■ Given exercise
Find every line of the listing below where "Γραμματείας" appears, and copy it.

■ Records to process
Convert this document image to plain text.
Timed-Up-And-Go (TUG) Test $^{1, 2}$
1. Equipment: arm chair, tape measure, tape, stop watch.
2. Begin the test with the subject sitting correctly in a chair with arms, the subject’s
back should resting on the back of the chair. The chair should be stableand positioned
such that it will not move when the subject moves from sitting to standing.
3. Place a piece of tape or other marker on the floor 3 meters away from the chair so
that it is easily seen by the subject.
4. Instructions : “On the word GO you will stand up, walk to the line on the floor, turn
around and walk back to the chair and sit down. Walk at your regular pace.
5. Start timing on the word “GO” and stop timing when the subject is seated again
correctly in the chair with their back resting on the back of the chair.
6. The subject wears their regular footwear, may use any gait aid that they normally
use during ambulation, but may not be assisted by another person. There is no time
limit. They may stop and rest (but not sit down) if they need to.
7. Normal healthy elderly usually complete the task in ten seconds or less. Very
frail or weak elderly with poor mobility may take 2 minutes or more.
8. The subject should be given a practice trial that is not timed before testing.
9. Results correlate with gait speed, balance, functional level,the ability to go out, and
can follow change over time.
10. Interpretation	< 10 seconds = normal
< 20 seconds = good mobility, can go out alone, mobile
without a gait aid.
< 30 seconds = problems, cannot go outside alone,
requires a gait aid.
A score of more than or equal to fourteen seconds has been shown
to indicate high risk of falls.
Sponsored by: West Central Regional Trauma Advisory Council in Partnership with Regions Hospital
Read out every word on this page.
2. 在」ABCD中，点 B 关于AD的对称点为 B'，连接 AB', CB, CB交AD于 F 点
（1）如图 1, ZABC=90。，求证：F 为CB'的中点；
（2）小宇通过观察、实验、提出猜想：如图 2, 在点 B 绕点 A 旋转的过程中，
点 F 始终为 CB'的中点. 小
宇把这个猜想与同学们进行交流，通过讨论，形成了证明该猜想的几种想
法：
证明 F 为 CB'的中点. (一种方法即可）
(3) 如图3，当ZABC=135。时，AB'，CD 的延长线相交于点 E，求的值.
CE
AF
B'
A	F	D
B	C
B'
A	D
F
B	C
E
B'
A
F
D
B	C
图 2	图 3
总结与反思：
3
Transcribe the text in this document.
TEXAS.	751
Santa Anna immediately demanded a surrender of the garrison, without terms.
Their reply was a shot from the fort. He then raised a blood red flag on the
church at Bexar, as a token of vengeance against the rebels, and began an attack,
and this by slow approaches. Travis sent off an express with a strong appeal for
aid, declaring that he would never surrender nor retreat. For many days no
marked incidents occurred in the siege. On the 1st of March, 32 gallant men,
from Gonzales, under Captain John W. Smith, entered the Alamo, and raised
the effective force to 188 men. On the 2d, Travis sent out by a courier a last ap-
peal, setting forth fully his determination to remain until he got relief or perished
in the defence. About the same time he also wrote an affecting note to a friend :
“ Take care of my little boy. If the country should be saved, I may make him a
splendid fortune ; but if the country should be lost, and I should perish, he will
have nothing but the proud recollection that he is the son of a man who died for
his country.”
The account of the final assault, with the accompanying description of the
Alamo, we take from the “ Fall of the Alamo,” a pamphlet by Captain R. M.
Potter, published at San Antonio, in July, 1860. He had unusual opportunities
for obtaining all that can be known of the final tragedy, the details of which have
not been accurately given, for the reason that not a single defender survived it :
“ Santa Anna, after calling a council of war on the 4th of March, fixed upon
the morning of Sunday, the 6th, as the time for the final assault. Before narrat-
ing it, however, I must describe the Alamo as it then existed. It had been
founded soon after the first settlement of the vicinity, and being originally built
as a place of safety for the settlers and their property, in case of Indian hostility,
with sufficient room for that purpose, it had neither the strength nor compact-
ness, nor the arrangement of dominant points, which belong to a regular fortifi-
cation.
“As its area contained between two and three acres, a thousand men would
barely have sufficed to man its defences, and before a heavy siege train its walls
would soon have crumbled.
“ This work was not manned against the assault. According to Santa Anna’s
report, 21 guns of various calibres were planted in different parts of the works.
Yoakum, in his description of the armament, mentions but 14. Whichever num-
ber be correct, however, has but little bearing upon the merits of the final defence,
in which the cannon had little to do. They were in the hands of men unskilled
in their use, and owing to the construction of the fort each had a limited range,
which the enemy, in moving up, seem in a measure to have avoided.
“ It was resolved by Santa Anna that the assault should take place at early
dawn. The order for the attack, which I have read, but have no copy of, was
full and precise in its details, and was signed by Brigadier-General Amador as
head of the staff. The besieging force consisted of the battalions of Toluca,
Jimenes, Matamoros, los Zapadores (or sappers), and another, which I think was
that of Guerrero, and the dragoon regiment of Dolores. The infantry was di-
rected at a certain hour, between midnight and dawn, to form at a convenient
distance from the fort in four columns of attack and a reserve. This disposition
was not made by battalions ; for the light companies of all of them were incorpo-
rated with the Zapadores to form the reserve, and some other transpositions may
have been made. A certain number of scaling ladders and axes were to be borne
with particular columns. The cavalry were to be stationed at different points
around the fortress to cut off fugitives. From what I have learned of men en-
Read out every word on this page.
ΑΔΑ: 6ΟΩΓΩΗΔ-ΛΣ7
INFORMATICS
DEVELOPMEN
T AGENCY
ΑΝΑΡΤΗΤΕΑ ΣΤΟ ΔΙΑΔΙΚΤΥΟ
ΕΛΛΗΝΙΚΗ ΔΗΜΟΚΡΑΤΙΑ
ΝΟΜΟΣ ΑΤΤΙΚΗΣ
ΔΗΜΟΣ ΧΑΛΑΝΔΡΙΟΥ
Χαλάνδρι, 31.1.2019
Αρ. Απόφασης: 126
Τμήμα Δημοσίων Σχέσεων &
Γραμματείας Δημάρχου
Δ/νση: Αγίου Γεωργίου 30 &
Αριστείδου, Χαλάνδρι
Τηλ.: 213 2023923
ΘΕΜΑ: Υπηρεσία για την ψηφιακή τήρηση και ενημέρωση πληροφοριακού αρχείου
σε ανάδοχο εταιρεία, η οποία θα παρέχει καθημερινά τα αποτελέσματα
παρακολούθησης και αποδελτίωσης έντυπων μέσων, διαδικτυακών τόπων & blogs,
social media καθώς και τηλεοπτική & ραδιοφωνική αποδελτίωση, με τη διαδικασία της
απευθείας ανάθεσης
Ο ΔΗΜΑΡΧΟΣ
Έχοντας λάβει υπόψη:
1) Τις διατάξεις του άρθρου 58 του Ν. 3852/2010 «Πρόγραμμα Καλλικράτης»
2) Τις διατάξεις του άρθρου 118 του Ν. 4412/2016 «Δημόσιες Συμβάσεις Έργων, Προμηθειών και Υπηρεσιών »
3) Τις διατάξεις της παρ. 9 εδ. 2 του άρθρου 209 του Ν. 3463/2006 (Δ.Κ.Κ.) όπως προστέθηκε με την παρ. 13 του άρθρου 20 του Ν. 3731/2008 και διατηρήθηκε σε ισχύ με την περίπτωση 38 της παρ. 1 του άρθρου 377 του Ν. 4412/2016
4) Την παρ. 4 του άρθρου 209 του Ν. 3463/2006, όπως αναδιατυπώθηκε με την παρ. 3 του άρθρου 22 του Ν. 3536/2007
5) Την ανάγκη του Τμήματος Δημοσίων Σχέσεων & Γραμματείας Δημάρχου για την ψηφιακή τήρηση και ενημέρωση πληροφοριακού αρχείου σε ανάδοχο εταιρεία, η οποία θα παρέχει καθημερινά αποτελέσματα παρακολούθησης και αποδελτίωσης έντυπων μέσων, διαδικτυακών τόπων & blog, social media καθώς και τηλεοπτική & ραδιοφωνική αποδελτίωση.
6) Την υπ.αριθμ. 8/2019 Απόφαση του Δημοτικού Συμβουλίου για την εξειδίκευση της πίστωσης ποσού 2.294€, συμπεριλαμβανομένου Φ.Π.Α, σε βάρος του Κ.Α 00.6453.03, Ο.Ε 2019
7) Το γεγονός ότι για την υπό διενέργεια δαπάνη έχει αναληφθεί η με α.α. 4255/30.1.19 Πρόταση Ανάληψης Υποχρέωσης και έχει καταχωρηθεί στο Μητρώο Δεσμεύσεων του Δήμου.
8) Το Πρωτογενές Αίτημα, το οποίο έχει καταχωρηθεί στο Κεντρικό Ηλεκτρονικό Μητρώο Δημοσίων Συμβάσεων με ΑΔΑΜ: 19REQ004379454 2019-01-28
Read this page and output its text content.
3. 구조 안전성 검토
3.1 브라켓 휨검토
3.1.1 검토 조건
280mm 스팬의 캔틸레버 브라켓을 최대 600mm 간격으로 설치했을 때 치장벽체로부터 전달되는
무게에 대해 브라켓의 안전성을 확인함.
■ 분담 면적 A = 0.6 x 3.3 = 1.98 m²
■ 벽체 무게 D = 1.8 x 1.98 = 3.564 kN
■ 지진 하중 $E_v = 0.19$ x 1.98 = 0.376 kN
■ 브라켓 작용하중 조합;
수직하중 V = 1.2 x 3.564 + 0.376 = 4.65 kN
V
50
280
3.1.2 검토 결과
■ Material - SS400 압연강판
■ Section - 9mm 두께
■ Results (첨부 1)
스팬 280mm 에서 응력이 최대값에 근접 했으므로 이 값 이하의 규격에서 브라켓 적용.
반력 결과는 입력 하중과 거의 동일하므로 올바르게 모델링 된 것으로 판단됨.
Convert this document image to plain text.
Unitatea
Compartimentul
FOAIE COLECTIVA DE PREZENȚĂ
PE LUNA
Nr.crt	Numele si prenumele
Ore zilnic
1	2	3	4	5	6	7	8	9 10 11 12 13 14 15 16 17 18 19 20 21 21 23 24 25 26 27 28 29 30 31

■ Solution
Γραμματείας Δημάρχου
5) Την ανάγκη του Τμήματος Δημοσίων Σχέσεων & Γραμματείας Δημάρχου για την ψηφιακή τήρηση και ενημέρωση πληροφοριακού αρχείου σε ανάδοχο εταιρεία, η οποία θα παρέχει καθημερινά αποτελέσματα παρακολούθησης και αποδελτίωσης έντυπων μέσων, διαδικτυακών τόπων & blog, social media καθώς και τηλεοπτική & ραδιοφωνική αποδελτίωση.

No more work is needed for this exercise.